◆ **Information given**

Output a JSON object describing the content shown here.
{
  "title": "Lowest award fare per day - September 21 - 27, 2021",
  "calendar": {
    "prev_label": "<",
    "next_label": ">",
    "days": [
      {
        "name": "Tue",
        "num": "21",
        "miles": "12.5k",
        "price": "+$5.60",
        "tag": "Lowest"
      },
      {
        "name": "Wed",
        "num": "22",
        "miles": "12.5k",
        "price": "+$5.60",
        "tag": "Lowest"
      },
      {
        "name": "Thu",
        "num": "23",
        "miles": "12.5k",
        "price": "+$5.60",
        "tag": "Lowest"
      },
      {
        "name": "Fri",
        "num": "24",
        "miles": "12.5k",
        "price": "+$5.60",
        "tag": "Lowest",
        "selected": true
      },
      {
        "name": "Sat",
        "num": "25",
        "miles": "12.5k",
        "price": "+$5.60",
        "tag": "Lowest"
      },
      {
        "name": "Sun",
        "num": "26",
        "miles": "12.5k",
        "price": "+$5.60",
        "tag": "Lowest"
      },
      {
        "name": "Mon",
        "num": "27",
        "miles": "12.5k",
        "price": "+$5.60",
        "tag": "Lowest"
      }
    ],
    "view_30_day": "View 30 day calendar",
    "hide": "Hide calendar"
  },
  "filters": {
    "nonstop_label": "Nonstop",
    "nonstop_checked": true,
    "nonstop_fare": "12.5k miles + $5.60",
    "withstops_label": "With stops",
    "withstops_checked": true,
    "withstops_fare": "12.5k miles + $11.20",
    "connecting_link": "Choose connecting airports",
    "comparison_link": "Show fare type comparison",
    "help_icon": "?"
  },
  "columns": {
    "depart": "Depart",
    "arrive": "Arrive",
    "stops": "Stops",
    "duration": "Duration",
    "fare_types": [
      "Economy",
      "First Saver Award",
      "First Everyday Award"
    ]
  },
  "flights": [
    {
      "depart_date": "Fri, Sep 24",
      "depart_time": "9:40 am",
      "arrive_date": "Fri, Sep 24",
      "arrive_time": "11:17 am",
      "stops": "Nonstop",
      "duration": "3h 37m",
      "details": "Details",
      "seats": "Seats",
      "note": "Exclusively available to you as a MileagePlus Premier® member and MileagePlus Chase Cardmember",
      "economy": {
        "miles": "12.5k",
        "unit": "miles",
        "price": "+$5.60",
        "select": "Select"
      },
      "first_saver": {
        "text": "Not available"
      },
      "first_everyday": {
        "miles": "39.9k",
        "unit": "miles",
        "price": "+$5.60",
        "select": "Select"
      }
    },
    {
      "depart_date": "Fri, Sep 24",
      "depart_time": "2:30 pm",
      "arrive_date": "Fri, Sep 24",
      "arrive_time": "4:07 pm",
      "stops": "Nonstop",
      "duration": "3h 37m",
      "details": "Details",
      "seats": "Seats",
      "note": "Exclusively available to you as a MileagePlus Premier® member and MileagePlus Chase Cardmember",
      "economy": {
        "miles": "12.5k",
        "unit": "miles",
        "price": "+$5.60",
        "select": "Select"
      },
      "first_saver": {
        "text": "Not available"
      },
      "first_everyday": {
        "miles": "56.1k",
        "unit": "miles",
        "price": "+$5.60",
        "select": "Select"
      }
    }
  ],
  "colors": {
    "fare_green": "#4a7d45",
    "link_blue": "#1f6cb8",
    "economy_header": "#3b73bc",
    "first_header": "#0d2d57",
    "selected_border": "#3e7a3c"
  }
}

◆ **Exercise objective**
All entries must be repeated verbatim.

◆ **Task answer**
Output a JSON object describing the content shown here.
{
  "title": "Lowest award fare per day - September 21 - 27, 2021",
  "calendar": {
    "prev_label": "<",
    "next_label": ">",
    "days": [
      {
        "name": "Tue",
        "num": "21",
        "miles": "12.5k",
        "price": "+$5.60",
        "tag": "Lowest"
      },
      {
        "name": "Wed",
        "num": "22",
        "miles": "12.5k",
        "price": "+$5.60",
        "tag": "Lowest"
      },
      {
        "name": "Thu",
        "num": "23",
        "miles": "12.5k",
        "price": "+$5.60",
        "tag": "Lowest"
      },
      {
        "name": "Fri",
        "num": "24",
        "miles": "12.5k",
        "price": "+$5.60",
        "tag": "Lowest",
        "selected": true
      },
      {
        "name": "Sat",
        "num": "25",
        "miles": "12.5k",
        "price": "+$5.60",
        "tag": "Lowest"
      },
      {
        "name": "Sun",
        "num": "26",
        "miles": "12.5k",
        "price": "+$5.60",
        "tag": "Lowest"
      },
      {
        "name": "Mon",
        "num": "27",
        "miles": "12.5k",
        "price": "+$5.60",
        "tag": "Lowest"
      }
    ],
    "view_30_day": "View 30 day calendar",
    "hide": "Hide calendar"
  },
  "filters": {
    "nonstop_label": "Nonstop",
    "nonstop_checked": true,
    "nonstop_fare": "12.5k miles + $5.60",
    "withstops_label": "With stops",
    "withstops_checked": true,
    "withstops_fare": "12.5k miles + $11.20",
    "connecting_link": "Choose connecting airports",
    "comparison_link": "Show fare type comparison",
    "help_icon": "?"
  },
  "columns": {
    "depart": "Depart",
    "arrive": "Arrive",
    "stops": "Stops",
    "duration": "Duration",
    "fare_types": [
      "Economy",
      "First Saver Award",
      "First Everyday Award"
    ]
  },
  "flights": [
    {
      "depart_date": "Fri, Sep 24",
      "depart_time": "9:40 am",
      "arrive_date": "Fri, Sep 24",
      "arrive_time": "11:17 am",
      "stops": "Nonstop",
      "duration": "3h 37m",
      "details": "Details",
      "seats": "Seats",
      "note": "Exclusively available to you as a MileagePlus Premier® member and MileagePlus Chase Cardmember",
      "economy": {
        "miles": "12.5k",
        "unit": "miles",
        "price": "+$5.60",
        "select": "Select"
      },
      "first_saver": {
        "text": "Not available"
      },
      "first_everyday": {
        "miles": "39.9k",
        "unit": "miles",
        "price": "+$5.60",
        "select": "Select"
      }
    },
    {
      "depart_date": "Fri, Sep 24",
      "depart_time": "2:30 pm",
      "arrive_date": "Fri, Sep 24",
      "arrive_time": "4:07 pm",
      "stops": "Nonstop",
      "duration": "3h 37m",
      "details": "Details",
      "seats": "Seats",
      "note": "Exclusively available to you as a MileagePlus Premier® member and MileagePlus Chase Cardmember",
      "economy": {
        "miles": "12.5k",
        "unit": "miles",
        "price": "+$5.60",
        "select": "Select"
      },
      "first_saver": {
        "text": "Not available"
      },
      "first_everyday": {
        "miles": "56.1k",
        "unit": "miles",
        "price": "+$5.60",
        "select": "Select"
      }
    }
  ],
  "colors": {
    "fare_green": "#4a7d45",
    "link_blue": "#1f6cb8",
    "economy_header": "#3b73bc",
    "first_header": "#0d2d57",
    "selected_border": "#3e7a3c"
  }
}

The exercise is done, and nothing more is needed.